[Supplied data]
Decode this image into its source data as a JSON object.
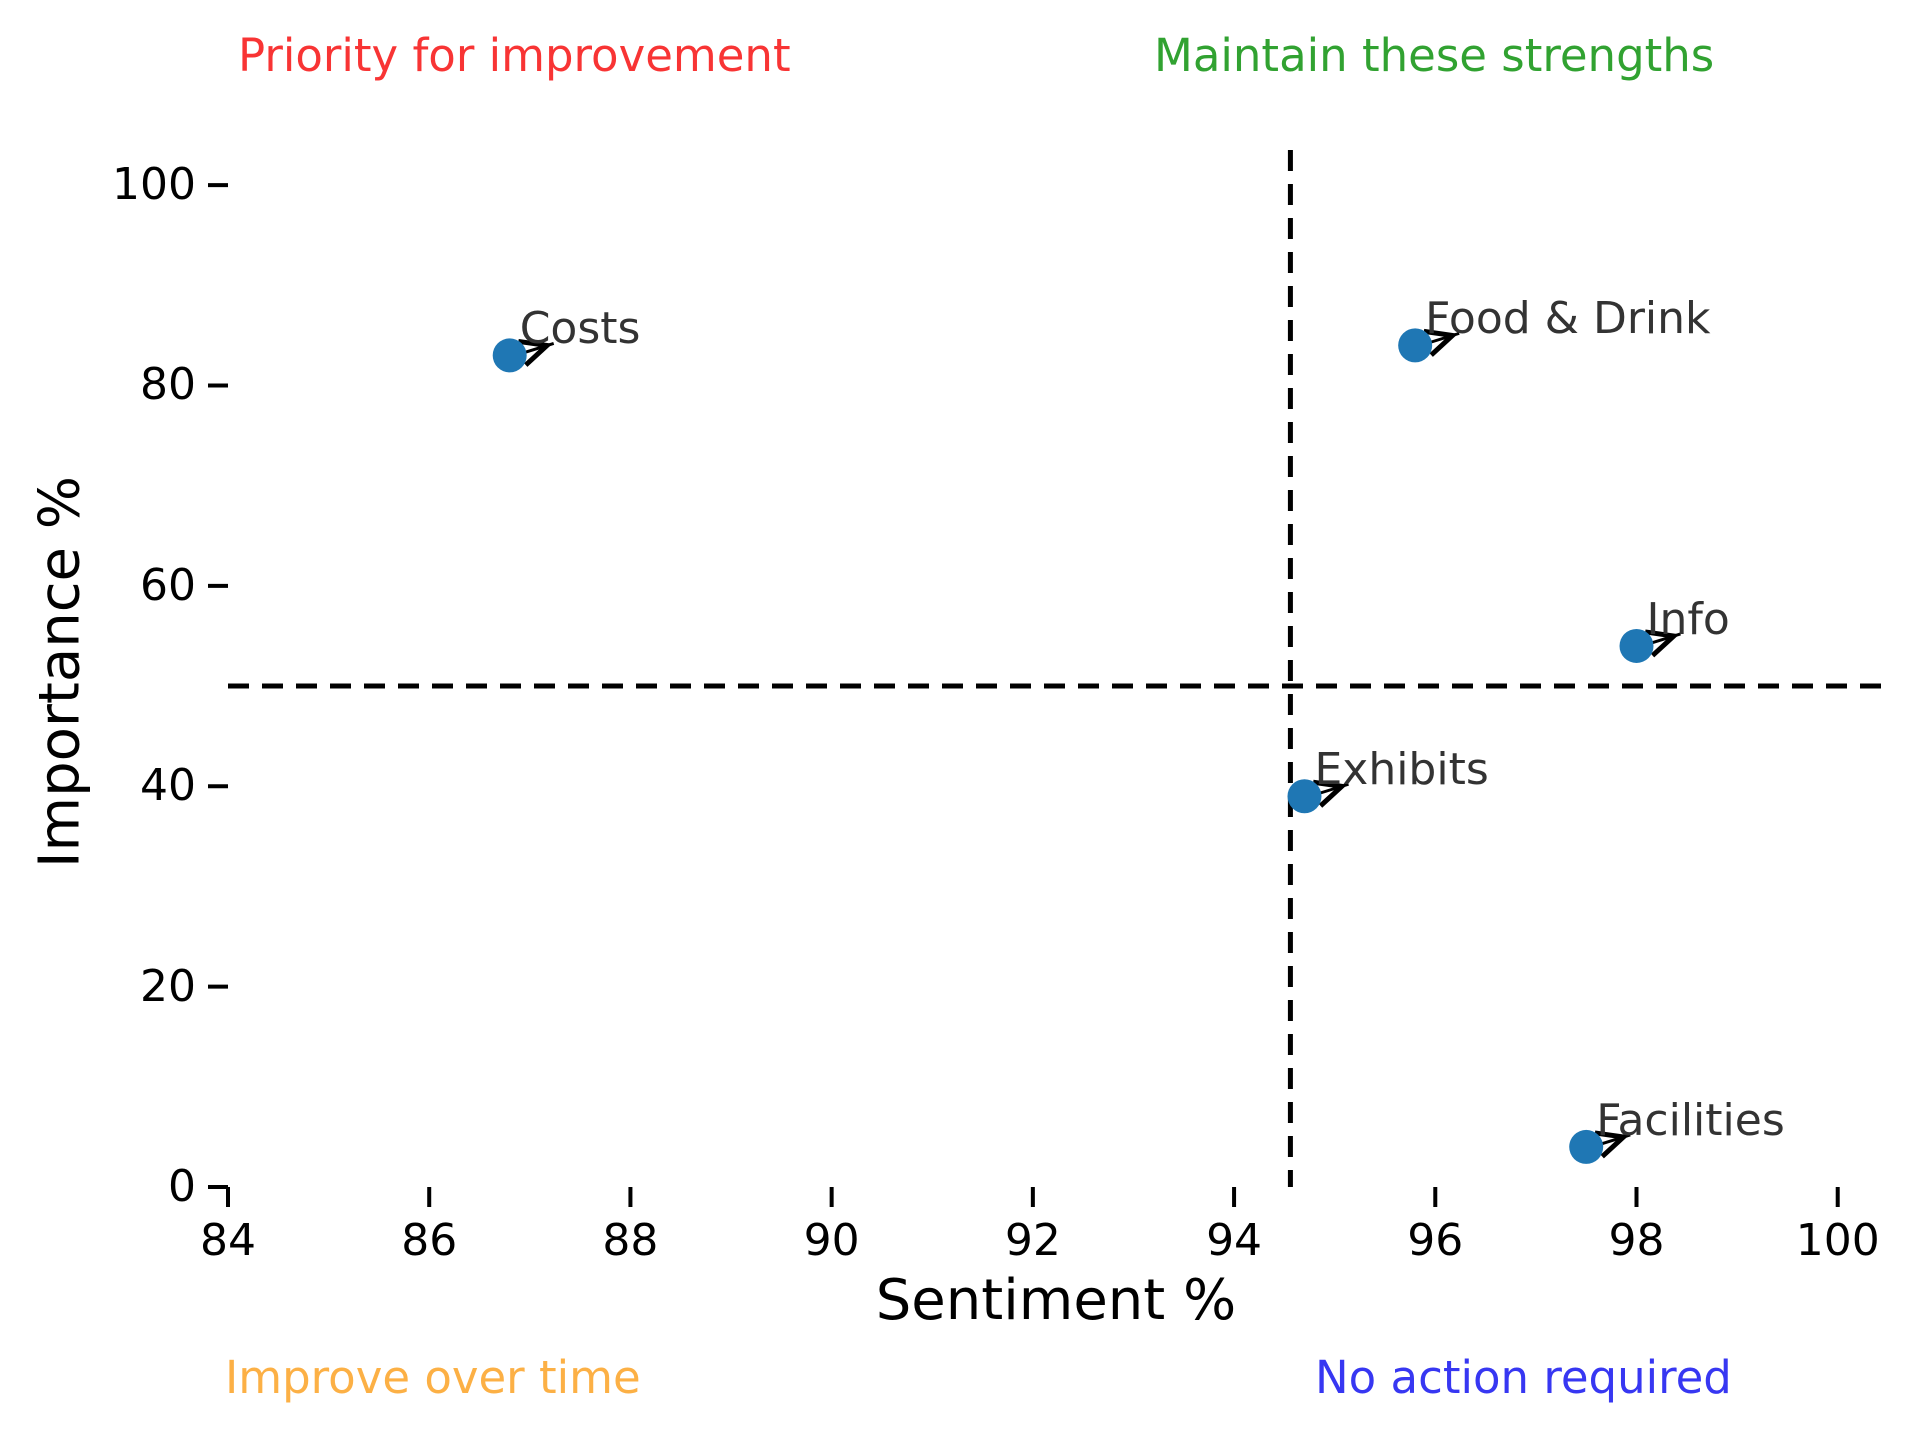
{
  "chart_data": {
    "type": "scatter",
    "xlabel": "Sentiment %",
    "ylabel": "Importance %",
    "xlim": [
      84,
      100.47
    ],
    "ylim": [
      0,
      103.5
    ],
    "xticks": [
      84,
      86,
      88,
      90,
      92,
      94,
      96,
      98,
      100
    ],
    "yticks": [
      0,
      20,
      40,
      60,
      80,
      100
    ],
    "grid": false,
    "point_color": "#1f77b4",
    "point_label_color": "#333333",
    "points": [
      {
        "label": "Costs",
        "x": 86.8,
        "y": 83
      },
      {
        "label": "Food & Drink",
        "x": 95.8,
        "y": 84
      },
      {
        "label": "Info",
        "x": 98.0,
        "y": 54
      },
      {
        "label": "Exhibits",
        "x": 94.7,
        "y": 39
      },
      {
        "label": "Facilities",
        "x": 97.5,
        "y": 4
      }
    ],
    "reference_lines": {
      "vertical_x": 94.56,
      "horizontal_y": 50,
      "style": "dashed",
      "color": "#000000"
    },
    "quadrant_labels": [
      {
        "position": "top-left",
        "text": "Priority for improvement",
        "color": "#f83434"
      },
      {
        "position": "top-right",
        "text": "Maintain these strengths",
        "color": "#31a231"
      },
      {
        "position": "bottom-left",
        "text": "Improve over time",
        "color": "#fcb045"
      },
      {
        "position": "bottom-right",
        "text": "No action required",
        "color": "#3737f2"
      }
    ]
  }
}
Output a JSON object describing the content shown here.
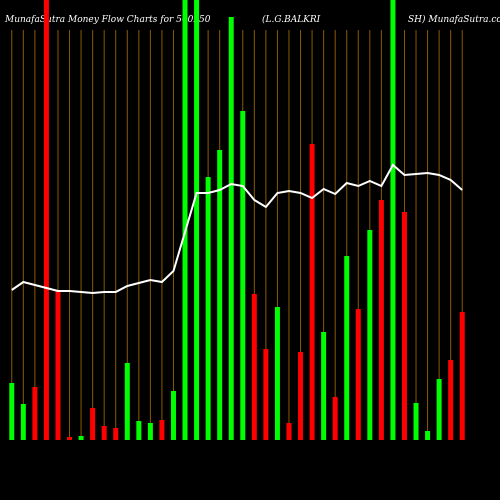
{
  "chart_data": {
    "type": "bar",
    "title_parts": [
      "MunafaSutra  Money Flow  Charts for 500250",
      "(L.G.BALKRI",
      "SH) MunafaSutra.com"
    ],
    "categories": [
      null,
      null,
      null,
      null,
      null,
      null,
      null,
      null,
      null,
      null,
      null,
      null,
      null,
      null,
      null,
      null,
      null,
      null,
      null,
      null,
      null,
      null,
      null,
      null,
      null,
      null,
      null,
      null,
      null,
      null,
      null,
      null,
      null,
      null,
      null,
      null,
      null,
      null,
      null,
      null
    ],
    "values": [
      57,
      36,
      53,
      440,
      149,
      3,
      4,
      32,
      14,
      12,
      77,
      19,
      17,
      20,
      49,
      440,
      440,
      263,
      290,
      423,
      329,
      146,
      91,
      133,
      17,
      88,
      296,
      108,
      43,
      184,
      131,
      210,
      240,
      440,
      228,
      37,
      9,
      61,
      80,
      128
    ],
    "colors": [
      "#00ff00",
      "#00ff00",
      "#ff0000",
      "#ff0000",
      "#ff0000",
      "#ff0000",
      "#00ff00",
      "#ff0000",
      "#ff0000",
      "#ff0000",
      "#00ff00",
      "#00ff00",
      "#00ff00",
      "#ff0000",
      "#00ff00",
      "#00ff00",
      "#00ff00",
      "#00ff00",
      "#00ff00",
      "#00ff00",
      "#00ff00",
      "#ff0000",
      "#ff0000",
      "#00ff00",
      "#ff0000",
      "#ff0000",
      "#ff0000",
      "#00ff00",
      "#ff0000",
      "#00ff00",
      "#ff0000",
      "#00ff00",
      "#ff0000",
      "#00ff00",
      "#ff0000",
      "#00ff00",
      "#00ff00",
      "#00ff00",
      "#ff0000",
      "#ff0000"
    ],
    "line_values": [
      150,
      158,
      155,
      152,
      149,
      149,
      148,
      147,
      148,
      148,
      154,
      157,
      160,
      158,
      169,
      208,
      247,
      247,
      250,
      256,
      254,
      240,
      233,
      247,
      249,
      247,
      242,
      251,
      246,
      257,
      254,
      259,
      254,
      275,
      265,
      266,
      267,
      265,
      260,
      250
    ],
    "line_color": "#ffffff",
    "grid_color": "#8a5a00",
    "ylim": [
      0,
      440
    ],
    "grid": true
  }
}
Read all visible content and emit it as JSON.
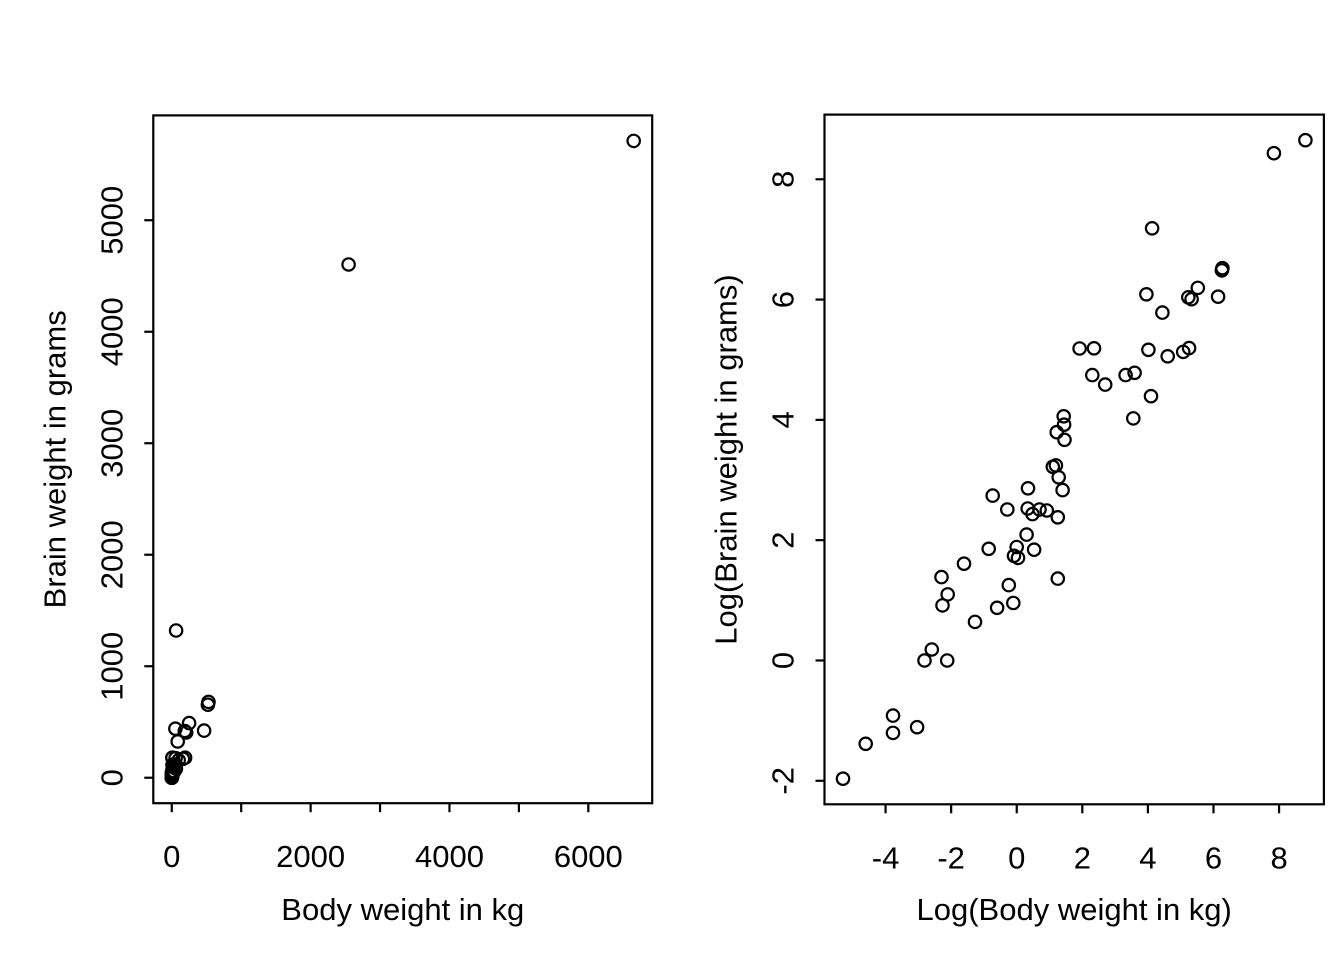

[Exercise objective]
Output the records above exactly; leave out the pictures.

[Response below]
Decode this image into its source data as a JSON object.
{
  "chart_data": {
    "type": "scatter",
    "xlabel": "Sentiment %",
    "ylabel": "Importance %",
    "xlim": [
      84,
      100.47
    ],
    "ylim": [
      0,
      103.5
    ],
    "xticks": [
      84,
      86,
      88,
      90,
      92,
      94,
      96,
      98,
      100
    ],
    "yticks": [
      0,
      20,
      40,
      60,
      80,
      100
    ],
    "grid": false,
    "point_color": "#1f77b4",
    "point_label_color": "#333333",
    "points": [
      {
        "label": "Costs",
        "x": 86.8,
        "y": 83
      },
      {
        "label": "Food & Drink",
        "x": 95.8,
        "y": 84
      },
      {
        "label": "Info",
        "x": 98.0,
        "y": 54
      },
      {
        "label": "Exhibits",
        "x": 94.7,
        "y": 39
      },
      {
        "label": "Facilities",
        "x": 97.5,
        "y": 4
      }
    ],
    "reference_lines": {
      "vertical_x": 94.56,
      "horizontal_y": 50,
      "style": "dashed",
      "color": "#000000"
    },
    "quadrant_labels": [
      {
        "position": "top-left",
        "text": "Priority for improvement",
        "color": "#f83434"
      },
      {
        "position": "top-right",
        "text": "Maintain these strengths",
        "color": "#31a231"
      },
      {
        "position": "bottom-left",
        "text": "Improve over time",
        "color": "#fcb045"
      },
      {
        "position": "bottom-right",
        "text": "No action required",
        "color": "#3737f2"
      }
    ]
  }
}
Output a JSON object describing the content shown here.
{
  "chart_data": {
    "type": "bar",
    "title_parts": [
      "MunafaSutra  Money Flow  Charts for 500250",
      "(L.G.BALKRI",
      "SH) MunafaSutra.com"
    ],
    "categories": [
      null,
      null,
      null,
      null,
      null,
      null,
      null,
      null,
      null,
      null,
      null,
      null,
      null,
      null,
      null,
      null,
      null,
      null,
      null,
      null,
      null,
      null,
      null,
      null,
      null,
      null,
      null,
      null,
      null,
      null,
      null,
      null,
      null,
      null,
      null,
      null,
      null,
      null,
      null,
      null
    ],
    "values": [
      57,
      36,
      53,
      440,
      149,
      3,
      4,
      32,
      14,
      12,
      77,
      19,
      17,
      20,
      49,
      440,
      440,
      263,
      290,
      423,
      329,
      146,
      91,
      133,
      17,
      88,
      296,
      108,
      43,
      184,
      131,
      210,
      240,
      440,
      228,
      37,
      9,
      61,
      80,
      128
    ],
    "colors": [
      "#00ff00",
      "#00ff00",
      "#ff0000",
      "#ff0000",
      "#ff0000",
      "#ff0000",
      "#00ff00",
      "#ff0000",
      "#ff0000",
      "#ff0000",
      "#00ff00",
      "#00ff00",
      "#00ff00",
      "#ff0000",
      "#00ff00",
      "#00ff00",
      "#00ff00",
      "#00ff00",
      "#00ff00",
      "#00ff00",
      "#00ff00",
      "#ff0000",
      "#ff0000",
      "#00ff00",
      "#ff0000",
      "#ff0000",
      "#ff0000",
      "#00ff00",
      "#ff0000",
      "#00ff00",
      "#ff0000",
      "#00ff00",
      "#ff0000",
      "#00ff00",
      "#ff0000",
      "#00ff00",
      "#00ff00",
      "#00ff00",
      "#ff0000",
      "#ff0000"
    ],
    "line_values": [
      150,
      158,
      155,
      152,
      149,
      149,
      148,
      147,
      148,
      148,
      154,
      157,
      160,
      158,
      169,
      208,
      247,
      247,
      250,
      256,
      254,
      240,
      233,
      247,
      249,
      247,
      242,
      251,
      246,
      257,
      254,
      259,
      254,
      275,
      265,
      266,
      267,
      265,
      260,
      250
    ],
    "line_color": "#ffffff",
    "grid_color": "#8a5a00",
    "ylim": [
      0,
      440
    ],
    "grid": true
  }
}
Read all visible content and emit it as JSON.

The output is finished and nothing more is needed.